• _BRIEF_
Pull every line containing the word "this" from the records.

(Dataset rows about figures)
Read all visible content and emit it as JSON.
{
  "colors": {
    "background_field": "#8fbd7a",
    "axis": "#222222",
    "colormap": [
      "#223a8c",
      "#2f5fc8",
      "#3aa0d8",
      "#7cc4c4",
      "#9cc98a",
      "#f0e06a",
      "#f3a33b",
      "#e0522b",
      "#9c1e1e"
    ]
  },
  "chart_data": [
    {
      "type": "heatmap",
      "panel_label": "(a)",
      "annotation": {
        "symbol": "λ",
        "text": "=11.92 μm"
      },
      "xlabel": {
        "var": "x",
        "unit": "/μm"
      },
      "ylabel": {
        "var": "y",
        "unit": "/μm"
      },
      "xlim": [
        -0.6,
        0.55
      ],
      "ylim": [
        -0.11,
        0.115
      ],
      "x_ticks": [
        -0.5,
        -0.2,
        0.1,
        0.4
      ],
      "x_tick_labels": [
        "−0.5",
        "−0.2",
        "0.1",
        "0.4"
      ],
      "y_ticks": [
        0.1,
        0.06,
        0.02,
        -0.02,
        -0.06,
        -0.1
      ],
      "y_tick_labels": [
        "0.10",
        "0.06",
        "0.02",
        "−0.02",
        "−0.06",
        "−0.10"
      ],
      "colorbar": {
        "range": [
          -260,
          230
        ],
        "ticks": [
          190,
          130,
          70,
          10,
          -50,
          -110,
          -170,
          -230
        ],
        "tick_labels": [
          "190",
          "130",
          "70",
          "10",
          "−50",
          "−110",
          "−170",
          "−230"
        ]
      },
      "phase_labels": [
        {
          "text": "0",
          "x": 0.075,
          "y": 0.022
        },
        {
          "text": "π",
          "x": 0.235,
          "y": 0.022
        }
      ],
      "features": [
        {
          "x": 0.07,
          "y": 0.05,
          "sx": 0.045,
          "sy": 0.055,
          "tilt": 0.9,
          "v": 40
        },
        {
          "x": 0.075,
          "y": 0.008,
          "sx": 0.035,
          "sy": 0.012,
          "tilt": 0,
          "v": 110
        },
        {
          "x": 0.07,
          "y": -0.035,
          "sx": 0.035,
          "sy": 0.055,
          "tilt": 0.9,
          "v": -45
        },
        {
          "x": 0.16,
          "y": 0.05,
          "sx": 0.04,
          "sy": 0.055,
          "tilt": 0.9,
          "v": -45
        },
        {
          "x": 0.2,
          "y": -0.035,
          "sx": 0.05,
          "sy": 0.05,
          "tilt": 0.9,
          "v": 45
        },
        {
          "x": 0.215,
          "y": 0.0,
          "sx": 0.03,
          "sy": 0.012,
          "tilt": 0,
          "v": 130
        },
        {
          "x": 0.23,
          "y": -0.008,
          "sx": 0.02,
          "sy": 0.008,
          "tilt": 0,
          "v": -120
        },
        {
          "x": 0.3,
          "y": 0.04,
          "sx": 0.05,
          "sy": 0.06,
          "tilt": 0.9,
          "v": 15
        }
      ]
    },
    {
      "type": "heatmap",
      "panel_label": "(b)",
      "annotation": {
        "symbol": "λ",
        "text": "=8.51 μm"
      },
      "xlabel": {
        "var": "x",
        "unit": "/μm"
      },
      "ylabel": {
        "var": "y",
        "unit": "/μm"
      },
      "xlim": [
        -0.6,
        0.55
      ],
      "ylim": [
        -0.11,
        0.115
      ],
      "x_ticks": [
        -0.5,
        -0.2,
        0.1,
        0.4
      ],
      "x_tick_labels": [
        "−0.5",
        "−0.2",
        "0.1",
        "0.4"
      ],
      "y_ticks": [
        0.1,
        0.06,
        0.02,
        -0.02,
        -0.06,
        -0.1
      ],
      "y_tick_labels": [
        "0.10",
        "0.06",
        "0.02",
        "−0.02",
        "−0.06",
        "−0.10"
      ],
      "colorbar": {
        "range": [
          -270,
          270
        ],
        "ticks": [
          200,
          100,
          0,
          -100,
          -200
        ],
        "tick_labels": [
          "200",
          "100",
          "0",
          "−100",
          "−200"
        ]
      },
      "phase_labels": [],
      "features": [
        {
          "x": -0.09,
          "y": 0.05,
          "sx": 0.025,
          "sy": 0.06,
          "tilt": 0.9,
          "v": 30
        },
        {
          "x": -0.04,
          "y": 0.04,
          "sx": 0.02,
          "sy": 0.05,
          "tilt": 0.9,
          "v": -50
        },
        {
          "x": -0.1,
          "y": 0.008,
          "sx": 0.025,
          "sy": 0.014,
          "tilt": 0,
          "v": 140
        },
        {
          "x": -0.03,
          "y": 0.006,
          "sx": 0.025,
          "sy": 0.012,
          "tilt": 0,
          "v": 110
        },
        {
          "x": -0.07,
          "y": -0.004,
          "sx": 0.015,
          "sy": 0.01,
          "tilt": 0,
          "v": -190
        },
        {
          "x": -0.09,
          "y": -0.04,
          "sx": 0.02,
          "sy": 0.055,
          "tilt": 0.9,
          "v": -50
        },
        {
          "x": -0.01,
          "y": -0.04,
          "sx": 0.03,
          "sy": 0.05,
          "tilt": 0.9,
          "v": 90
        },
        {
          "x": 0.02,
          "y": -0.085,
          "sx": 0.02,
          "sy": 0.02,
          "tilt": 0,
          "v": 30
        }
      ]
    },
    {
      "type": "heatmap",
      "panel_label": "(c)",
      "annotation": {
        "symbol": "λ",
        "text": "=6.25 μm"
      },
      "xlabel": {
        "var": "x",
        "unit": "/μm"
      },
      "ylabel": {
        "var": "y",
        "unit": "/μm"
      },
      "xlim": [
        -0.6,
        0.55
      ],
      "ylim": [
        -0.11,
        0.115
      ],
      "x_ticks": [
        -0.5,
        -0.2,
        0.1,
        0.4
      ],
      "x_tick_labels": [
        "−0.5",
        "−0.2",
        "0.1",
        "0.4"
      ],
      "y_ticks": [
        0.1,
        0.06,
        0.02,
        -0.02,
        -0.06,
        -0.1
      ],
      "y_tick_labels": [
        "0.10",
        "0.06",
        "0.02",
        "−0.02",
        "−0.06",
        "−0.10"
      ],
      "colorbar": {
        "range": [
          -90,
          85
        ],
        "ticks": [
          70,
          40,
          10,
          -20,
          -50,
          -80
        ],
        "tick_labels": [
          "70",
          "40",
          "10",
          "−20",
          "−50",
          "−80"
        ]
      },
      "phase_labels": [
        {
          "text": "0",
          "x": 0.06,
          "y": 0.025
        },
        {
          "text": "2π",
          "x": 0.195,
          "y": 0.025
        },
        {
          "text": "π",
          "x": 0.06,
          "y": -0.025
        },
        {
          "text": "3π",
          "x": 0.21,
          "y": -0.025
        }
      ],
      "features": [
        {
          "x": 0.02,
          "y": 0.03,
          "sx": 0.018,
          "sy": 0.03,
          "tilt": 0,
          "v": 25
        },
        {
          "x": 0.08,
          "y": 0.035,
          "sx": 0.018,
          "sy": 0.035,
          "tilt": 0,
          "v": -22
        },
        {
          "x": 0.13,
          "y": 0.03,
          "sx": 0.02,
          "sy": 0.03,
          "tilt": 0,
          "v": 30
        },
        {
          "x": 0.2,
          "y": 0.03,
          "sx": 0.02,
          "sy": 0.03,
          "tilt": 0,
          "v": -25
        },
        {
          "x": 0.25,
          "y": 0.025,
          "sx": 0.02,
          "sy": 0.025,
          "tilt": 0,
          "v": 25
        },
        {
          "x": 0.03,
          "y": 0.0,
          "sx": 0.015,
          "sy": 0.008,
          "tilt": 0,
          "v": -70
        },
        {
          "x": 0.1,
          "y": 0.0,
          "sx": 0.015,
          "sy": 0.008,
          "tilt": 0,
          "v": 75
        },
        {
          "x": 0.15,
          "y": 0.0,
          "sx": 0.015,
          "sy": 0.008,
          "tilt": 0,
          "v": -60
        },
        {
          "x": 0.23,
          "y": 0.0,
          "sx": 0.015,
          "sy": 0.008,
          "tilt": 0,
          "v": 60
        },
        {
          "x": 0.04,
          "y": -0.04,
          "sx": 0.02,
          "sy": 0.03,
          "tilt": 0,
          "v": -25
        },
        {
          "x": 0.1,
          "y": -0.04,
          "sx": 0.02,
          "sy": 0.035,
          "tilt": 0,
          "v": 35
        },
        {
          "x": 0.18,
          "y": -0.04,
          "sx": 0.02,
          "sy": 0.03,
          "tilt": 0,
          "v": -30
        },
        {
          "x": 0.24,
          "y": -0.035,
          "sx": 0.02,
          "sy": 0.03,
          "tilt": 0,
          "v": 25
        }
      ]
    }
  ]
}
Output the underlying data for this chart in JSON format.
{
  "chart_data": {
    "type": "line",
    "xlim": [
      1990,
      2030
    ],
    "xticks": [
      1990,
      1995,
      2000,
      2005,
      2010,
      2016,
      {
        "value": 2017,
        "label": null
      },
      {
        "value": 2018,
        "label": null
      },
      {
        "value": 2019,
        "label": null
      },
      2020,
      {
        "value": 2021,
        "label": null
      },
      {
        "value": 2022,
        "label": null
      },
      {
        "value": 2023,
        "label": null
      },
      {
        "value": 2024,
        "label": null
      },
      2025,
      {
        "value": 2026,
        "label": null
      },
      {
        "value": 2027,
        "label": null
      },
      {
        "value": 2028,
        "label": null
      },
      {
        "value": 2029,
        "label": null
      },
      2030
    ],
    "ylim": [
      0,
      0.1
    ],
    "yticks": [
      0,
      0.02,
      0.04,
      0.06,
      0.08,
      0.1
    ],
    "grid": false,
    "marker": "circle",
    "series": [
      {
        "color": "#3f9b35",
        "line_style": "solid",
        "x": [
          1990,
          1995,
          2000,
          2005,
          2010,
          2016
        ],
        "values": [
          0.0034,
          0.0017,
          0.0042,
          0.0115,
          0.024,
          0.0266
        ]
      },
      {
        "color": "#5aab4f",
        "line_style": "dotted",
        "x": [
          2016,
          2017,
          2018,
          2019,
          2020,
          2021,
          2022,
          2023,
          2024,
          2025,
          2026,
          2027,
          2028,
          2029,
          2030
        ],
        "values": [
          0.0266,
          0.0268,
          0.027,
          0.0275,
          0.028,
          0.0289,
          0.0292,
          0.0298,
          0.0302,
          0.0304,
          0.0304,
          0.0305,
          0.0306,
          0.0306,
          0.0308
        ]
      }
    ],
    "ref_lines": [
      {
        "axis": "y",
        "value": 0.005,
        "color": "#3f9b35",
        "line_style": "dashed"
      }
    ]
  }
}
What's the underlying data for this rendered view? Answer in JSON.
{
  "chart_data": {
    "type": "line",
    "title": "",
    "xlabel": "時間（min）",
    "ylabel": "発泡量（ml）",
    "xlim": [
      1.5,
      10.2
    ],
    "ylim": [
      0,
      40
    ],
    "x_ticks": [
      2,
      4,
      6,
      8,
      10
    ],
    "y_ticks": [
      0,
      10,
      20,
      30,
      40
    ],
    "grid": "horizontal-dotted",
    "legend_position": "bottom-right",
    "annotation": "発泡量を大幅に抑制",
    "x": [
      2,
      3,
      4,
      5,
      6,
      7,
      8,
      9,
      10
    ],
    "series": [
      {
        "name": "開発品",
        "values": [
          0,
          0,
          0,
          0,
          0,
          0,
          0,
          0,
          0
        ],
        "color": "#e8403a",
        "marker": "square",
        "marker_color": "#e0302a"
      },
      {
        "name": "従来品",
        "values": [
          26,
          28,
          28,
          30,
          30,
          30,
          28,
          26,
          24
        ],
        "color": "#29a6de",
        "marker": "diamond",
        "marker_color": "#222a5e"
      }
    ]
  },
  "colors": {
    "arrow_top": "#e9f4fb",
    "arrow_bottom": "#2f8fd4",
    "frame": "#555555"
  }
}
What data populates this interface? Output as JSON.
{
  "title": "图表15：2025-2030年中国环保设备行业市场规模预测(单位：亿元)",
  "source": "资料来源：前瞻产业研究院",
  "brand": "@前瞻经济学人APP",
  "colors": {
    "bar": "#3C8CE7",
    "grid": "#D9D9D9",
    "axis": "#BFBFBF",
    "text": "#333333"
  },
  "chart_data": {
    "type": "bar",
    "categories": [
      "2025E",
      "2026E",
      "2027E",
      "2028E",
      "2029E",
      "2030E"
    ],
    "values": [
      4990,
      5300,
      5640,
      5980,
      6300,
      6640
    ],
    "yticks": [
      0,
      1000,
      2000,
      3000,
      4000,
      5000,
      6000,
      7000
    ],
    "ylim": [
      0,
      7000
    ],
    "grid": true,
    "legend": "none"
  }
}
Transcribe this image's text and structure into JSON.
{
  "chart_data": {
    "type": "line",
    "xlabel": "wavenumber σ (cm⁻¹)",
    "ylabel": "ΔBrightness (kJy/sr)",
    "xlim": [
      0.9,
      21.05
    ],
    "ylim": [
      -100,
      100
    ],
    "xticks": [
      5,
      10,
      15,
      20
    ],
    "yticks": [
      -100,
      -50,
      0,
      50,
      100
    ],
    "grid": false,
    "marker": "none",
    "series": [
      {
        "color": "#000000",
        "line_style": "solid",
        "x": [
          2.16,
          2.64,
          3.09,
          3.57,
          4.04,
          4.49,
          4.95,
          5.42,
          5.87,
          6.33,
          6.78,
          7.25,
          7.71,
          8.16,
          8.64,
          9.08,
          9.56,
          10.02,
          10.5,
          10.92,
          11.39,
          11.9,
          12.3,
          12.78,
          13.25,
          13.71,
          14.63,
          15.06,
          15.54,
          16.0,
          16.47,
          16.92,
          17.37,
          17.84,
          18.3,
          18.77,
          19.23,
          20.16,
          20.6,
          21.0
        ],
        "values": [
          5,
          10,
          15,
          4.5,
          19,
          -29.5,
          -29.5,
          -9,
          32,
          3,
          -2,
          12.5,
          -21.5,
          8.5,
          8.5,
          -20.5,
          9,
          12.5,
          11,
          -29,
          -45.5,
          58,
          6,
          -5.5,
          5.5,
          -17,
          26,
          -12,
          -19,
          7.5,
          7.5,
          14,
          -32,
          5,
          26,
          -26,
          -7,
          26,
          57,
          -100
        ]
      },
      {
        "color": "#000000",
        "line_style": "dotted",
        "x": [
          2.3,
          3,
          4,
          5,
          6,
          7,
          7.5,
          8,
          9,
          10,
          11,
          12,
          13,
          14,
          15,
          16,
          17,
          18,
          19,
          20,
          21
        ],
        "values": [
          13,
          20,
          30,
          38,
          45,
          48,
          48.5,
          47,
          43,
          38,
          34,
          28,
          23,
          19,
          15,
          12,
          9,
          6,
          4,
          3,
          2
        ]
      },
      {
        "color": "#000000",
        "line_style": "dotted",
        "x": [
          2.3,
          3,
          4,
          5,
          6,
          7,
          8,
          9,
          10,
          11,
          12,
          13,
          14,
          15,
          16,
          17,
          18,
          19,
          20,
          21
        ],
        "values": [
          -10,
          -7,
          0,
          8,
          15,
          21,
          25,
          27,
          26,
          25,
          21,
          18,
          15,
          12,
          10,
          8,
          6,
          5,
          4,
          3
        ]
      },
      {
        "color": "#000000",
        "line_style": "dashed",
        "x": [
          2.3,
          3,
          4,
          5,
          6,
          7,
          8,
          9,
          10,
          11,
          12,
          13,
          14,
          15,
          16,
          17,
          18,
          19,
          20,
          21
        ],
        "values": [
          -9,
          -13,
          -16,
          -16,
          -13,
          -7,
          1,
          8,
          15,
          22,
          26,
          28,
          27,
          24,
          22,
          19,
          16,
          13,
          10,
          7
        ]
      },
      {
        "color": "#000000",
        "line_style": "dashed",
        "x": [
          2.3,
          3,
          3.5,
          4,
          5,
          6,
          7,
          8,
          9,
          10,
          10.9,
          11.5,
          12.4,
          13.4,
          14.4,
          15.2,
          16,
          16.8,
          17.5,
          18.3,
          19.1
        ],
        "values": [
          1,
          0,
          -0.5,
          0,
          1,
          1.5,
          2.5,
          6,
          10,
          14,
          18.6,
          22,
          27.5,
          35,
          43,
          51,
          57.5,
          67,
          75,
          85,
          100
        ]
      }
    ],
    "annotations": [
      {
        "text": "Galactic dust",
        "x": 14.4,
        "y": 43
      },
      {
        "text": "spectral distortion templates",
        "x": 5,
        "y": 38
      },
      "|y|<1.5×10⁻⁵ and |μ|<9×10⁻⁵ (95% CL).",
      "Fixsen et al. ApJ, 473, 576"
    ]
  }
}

• _EXERCISE ANSWER_
Output the underlying data for this chart in JSON format.
What's the underlying data for this rendered view? Answer in JSON.
What data populates this interface? Output as JSON.
Transcribe this image's text and structure into JSON.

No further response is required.